• _EXTRACTED DATA_
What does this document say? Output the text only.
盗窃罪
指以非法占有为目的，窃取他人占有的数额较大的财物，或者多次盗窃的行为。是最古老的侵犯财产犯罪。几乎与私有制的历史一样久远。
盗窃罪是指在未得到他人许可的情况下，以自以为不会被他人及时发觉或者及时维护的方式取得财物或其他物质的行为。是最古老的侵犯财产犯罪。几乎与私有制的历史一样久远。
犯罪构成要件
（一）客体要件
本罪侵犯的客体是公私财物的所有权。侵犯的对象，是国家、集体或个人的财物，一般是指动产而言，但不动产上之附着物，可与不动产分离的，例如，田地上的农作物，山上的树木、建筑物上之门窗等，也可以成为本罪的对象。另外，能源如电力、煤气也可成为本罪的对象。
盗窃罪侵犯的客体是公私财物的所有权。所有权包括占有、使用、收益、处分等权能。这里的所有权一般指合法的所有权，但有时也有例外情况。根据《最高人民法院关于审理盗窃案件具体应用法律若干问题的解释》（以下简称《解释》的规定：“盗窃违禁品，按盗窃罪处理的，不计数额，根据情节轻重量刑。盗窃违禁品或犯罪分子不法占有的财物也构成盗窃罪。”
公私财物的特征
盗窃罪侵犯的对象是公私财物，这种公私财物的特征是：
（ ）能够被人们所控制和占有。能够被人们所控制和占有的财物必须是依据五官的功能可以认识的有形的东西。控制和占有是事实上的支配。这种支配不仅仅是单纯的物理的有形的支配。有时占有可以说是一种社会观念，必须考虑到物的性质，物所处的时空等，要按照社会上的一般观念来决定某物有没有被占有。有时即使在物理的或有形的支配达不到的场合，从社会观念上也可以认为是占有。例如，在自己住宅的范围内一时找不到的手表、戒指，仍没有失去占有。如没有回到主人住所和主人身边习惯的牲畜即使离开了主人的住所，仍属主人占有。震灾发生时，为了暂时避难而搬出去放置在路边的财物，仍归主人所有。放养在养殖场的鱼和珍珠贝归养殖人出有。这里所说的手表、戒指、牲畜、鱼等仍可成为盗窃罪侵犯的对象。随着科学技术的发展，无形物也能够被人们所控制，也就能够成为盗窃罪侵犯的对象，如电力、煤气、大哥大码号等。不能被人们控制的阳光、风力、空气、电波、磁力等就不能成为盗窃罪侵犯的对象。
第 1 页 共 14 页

• _WRITTEN REQUEST_
Without changing a word, restate the whole listing.

• _TASK RESPONSE_
What does this document say? Output the text only.
盗窃罪
指以非法占有为目的，窃取他人占有的数额较大的财物，或者多次盗窃的行为。是最古老的侵犯财产犯罪。几乎与私有制的历史一样久远。
盗窃罪是指在未得到他人许可的情况下，以自以为不会被他人及时发觉或者及时维护的方式取得财物或其他物质的行为。是最古老的侵犯财产犯罪。几乎与私有制的历史一样久远。
犯罪构成要件
（一）客体要件
本罪侵犯的客体是公私财物的所有权。侵犯的对象，是国家、集体或个人的财物，一般是指动产而言，但不动产上之附着物，可与不动产分离的，例如，田地上的农作物，山上的树木、建筑物上之门窗等，也可以成为本罪的对象。另外，能源如电力、煤气也可成为本罪的对象。
盗窃罪侵犯的客体是公私财物的所有权。所有权包括占有、使用、收益、处分等权能。这里的所有权一般指合法的所有权，但有时也有例外情况。根据《最高人民法院关于审理盗窃案件具体应用法律若干问题的解释》（以下简称《解释》的规定：“盗窃违禁品，按盗窃罪处理的，不计数额，根据情节轻重量刑。盗窃违禁品或犯罪分子不法占有的财物也构成盗窃罪。”
公私财物的特征
盗窃罪侵犯的对象是公私财物，这种公私财物的特征是：
（ ）能够被人们所控制和占有。能够被人们所控制和占有的财物必须是依据五官的功能可以认识的有形的东西。控制和占有是事实上的支配。这种支配不仅仅是单纯的物理的有形的支配。有时占有可以说是一种社会观念，必须考虑到物的性质，物所处的时空等，要按照社会上的一般观念来决定某物有没有被占有。有时即使在物理的或有形的支配达不到的场合，从社会观念上也可以认为是占有。例如，在自己住宅的范围内一时找不到的手表、戒指，仍没有失去占有。如没有回到主人住所和主人身边习惯的牲畜即使离开了主人的住所，仍属主人占有。震灾发生时，为了暂时避难而搬出去放置在路边的财物，仍归主人所有。放养在养殖场的鱼和珍珠贝归养殖人出有。这里所说的手表、戒指、牲畜、鱼等仍可成为盗窃罪侵犯的对象。随着科学技术的发展，无形物也能够被人们所控制，也就能够成为盗窃罪侵犯的对象，如电力、煤气、大哥大码号等。不能被人们控制的阳光、风力、空气、电波、磁力等就不能成为盗窃罪侵犯的对象。
第 1 页 共 14 页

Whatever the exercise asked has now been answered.